▸ EXTRACTED INFORMATION

-----

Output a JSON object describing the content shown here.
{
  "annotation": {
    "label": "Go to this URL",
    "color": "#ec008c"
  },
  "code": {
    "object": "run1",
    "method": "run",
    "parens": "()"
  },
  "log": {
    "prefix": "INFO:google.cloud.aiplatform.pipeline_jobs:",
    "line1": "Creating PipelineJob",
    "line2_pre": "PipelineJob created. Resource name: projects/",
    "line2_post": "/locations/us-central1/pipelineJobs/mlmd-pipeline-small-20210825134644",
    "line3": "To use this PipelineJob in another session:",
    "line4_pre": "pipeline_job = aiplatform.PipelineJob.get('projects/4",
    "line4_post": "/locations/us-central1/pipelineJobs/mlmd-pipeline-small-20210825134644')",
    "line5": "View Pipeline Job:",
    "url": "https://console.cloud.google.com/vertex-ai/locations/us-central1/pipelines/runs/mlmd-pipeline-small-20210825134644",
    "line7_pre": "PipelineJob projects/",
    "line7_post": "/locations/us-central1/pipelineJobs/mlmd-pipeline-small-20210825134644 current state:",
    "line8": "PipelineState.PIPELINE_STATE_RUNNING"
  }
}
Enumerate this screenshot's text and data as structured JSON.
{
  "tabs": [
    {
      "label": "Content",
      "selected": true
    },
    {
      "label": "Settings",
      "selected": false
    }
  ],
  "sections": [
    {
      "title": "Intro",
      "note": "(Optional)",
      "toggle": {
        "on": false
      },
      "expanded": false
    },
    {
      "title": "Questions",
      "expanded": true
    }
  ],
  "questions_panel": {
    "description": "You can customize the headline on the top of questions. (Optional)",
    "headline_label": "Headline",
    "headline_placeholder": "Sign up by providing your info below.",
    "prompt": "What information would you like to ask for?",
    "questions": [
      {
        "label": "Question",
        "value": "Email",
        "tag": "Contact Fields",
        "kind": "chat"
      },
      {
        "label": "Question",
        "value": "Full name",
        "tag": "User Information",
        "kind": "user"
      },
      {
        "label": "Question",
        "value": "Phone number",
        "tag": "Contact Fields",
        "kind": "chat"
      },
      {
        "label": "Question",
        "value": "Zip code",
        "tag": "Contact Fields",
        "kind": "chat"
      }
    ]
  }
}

-----

▸ PROMPT
Each entry above is to be printed again exactly.

▸ WRITTEN ANSWER
Output a JSON object describing the content shown here.
{
  "annotation": {
    "label": "Go to this URL",
    "color": "#ec008c"
  },
  "code": {
    "object": "run1",
    "method": "run",
    "parens": "()"
  },
  "log": {
    "prefix": "INFO:google.cloud.aiplatform.pipeline_jobs:",
    "line1": "Creating PipelineJob",
    "line2_pre": "PipelineJob created. Resource name: projects/",
    "line2_post": "/locations/us-central1/pipelineJobs/mlmd-pipeline-small-20210825134644",
    "line3": "To use this PipelineJob in another session:",
    "line4_pre": "pipeline_job = aiplatform.PipelineJob.get('projects/4",
    "line4_post": "/locations/us-central1/pipelineJobs/mlmd-pipeline-small-20210825134644')",
    "line5": "View Pipeline Job:",
    "url": "https://console.cloud.google.com/vertex-ai/locations/us-central1/pipelines/runs/mlmd-pipeline-small-20210825134644",
    "line7_pre": "PipelineJob projects/",
    "line7_post": "/locations/us-central1/pipelineJobs/mlmd-pipeline-small-20210825134644 current state:",
    "line8": "PipelineState.PIPELINE_STATE_RUNNING"
  }
}
Enumerate this screenshot's text and data as structured JSON.
{
  "tabs": [
    {
      "label": "Content",
      "selected": true
    },
    {
      "label": "Settings",
      "selected": false
    }
  ],
  "sections": [
    {
      "title": "Intro",
      "note": "(Optional)",
      "toggle": {
        "on": false
      },
      "expanded": false
    },
    {
      "title": "Questions",
      "expanded": true
    }
  ],
  "questions_panel": {
    "description": "You can customize the headline on the top of questions. (Optional)",
    "headline_label": "Headline",
    "headline_placeholder": "Sign up by providing your info below.",
    "prompt": "What information would you like to ask for?",
    "questions": [
      {
        "label": "Question",
        "value": "Email",
        "tag": "Contact Fields",
        "kind": "chat"
      },
      {
        "label": "Question",
        "value": "Full name",
        "tag": "User Information",
        "kind": "user"
      },
      {
        "label": "Question",
        "value": "Phone number",
        "tag": "Contact Fields",
        "kind": "chat"
      },
      {
        "label": "Question",
        "value": "Zip code",
        "tag": "Contact Fields",
        "kind": "chat"
      }
    ]
  }
}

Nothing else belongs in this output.